((
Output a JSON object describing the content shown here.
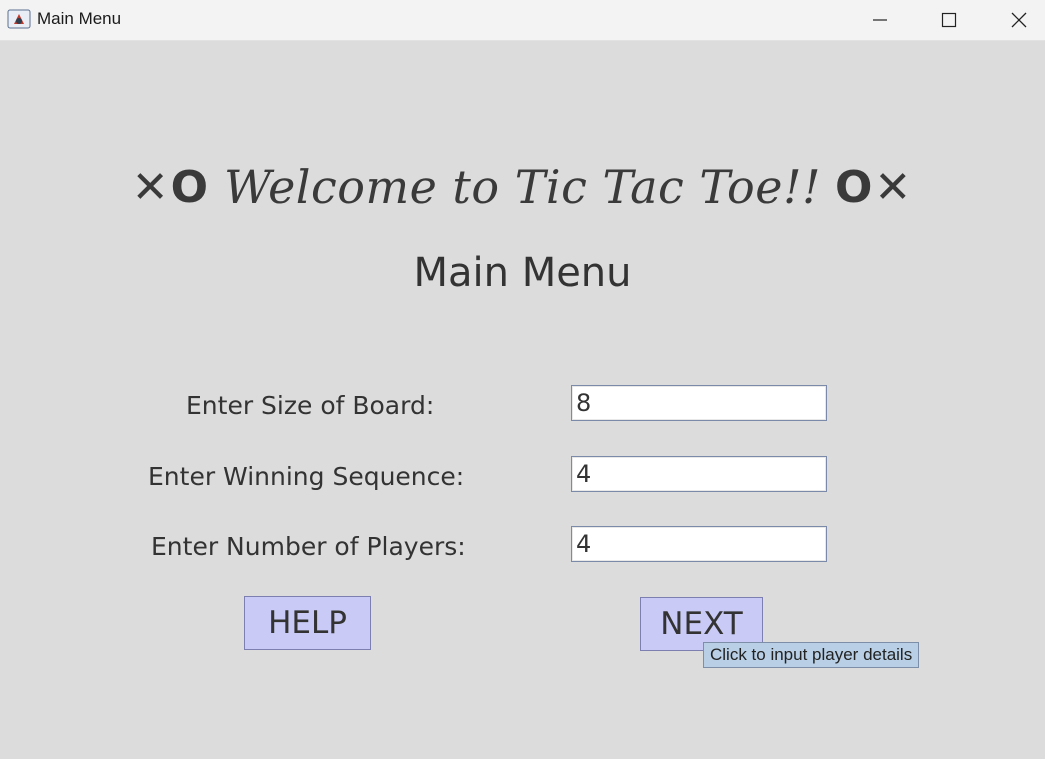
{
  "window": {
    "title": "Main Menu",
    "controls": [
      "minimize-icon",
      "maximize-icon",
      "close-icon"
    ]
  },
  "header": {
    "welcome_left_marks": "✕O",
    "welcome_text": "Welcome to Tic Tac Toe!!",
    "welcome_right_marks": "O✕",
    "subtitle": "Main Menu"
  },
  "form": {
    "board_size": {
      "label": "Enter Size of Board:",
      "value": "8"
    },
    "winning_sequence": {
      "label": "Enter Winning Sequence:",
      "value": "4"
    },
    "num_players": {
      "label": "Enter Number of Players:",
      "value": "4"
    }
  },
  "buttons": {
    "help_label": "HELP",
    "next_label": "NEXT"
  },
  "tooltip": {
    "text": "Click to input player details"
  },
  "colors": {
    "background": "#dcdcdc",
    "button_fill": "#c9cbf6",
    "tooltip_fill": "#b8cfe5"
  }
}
))
((
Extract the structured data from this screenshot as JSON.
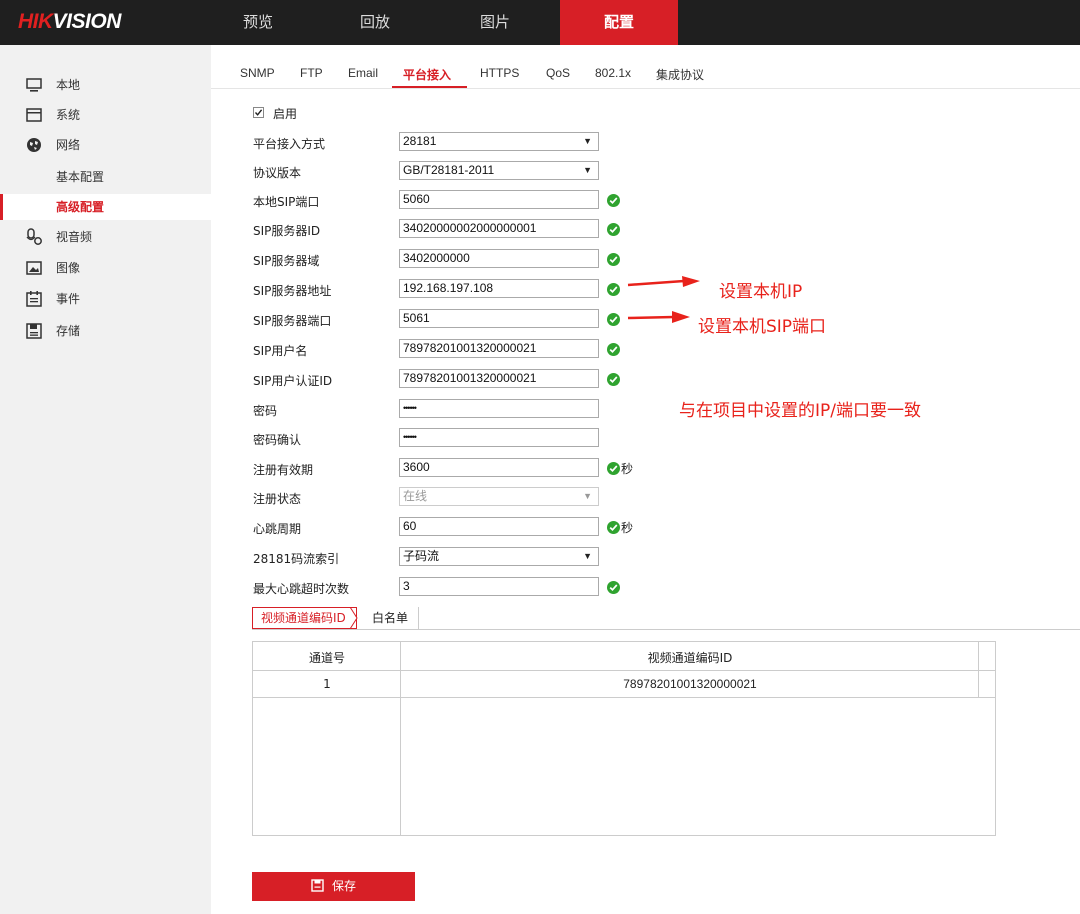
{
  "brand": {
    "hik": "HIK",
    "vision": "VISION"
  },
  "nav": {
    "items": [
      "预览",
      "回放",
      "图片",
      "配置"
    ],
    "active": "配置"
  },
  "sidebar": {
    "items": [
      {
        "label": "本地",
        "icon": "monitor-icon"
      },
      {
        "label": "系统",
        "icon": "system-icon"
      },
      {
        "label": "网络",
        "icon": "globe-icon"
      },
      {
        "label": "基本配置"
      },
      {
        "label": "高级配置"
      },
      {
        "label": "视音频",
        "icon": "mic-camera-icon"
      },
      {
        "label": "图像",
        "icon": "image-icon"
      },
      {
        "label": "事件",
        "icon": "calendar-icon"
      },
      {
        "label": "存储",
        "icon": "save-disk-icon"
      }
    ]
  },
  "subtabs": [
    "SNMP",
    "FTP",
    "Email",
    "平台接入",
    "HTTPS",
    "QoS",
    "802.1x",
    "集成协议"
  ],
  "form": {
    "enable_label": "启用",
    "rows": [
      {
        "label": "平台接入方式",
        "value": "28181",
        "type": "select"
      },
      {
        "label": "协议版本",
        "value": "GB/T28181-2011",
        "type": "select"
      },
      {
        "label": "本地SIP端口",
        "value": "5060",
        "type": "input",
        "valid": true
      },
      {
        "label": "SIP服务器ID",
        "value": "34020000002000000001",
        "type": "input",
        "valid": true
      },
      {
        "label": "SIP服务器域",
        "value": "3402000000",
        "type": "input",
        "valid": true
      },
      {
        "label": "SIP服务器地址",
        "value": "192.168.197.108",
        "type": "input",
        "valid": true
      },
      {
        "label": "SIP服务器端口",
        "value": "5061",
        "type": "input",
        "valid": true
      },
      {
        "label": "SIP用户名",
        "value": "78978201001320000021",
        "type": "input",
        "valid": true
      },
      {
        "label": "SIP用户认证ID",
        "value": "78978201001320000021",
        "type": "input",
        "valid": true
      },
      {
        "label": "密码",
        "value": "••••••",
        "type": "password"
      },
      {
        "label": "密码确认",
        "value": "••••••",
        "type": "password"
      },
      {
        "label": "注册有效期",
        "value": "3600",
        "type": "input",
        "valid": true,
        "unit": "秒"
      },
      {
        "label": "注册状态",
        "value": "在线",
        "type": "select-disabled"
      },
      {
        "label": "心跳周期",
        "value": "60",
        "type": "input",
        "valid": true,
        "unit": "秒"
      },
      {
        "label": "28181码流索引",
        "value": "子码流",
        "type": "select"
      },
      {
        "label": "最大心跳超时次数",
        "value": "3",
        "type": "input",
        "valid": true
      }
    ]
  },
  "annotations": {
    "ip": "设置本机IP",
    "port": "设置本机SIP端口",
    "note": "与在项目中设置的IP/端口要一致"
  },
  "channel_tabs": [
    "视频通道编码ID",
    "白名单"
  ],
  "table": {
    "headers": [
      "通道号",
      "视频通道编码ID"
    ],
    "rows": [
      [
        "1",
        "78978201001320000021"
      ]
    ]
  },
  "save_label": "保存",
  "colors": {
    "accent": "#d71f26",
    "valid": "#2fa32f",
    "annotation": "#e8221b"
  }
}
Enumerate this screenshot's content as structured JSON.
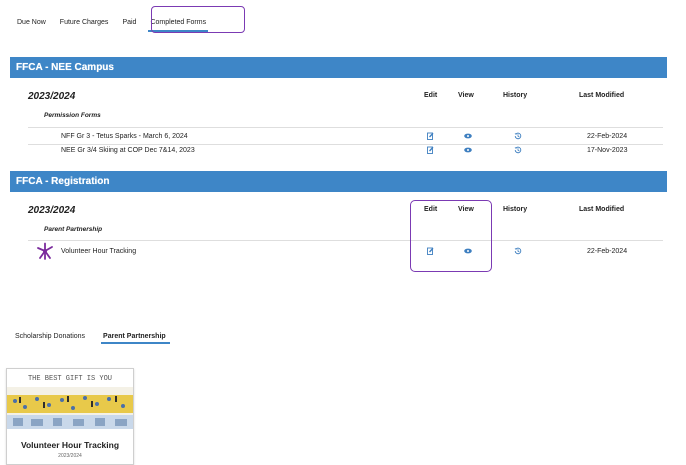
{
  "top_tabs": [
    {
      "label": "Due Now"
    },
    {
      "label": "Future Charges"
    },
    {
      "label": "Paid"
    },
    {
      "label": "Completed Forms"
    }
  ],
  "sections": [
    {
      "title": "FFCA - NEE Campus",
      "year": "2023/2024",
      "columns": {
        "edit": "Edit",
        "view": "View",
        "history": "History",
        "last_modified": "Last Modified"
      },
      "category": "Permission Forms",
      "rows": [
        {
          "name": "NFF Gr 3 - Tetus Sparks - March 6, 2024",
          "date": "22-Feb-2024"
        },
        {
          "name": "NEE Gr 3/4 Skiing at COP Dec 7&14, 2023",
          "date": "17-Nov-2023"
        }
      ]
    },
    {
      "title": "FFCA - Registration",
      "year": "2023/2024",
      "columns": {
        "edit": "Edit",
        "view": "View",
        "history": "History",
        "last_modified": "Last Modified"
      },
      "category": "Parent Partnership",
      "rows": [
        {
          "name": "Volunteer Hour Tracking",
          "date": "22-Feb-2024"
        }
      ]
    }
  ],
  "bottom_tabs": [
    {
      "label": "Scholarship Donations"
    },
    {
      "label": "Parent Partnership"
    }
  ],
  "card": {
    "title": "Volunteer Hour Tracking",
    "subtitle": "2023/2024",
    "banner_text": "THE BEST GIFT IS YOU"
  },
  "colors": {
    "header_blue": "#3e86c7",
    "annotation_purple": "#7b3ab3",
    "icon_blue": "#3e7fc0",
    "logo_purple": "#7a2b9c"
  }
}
))
● Aim
Return only those lines of the records that contain the string "this".

● Task result
Extract the structured data from this screenshot as JSON.
Enumerate this screenshot's content as structured JSON.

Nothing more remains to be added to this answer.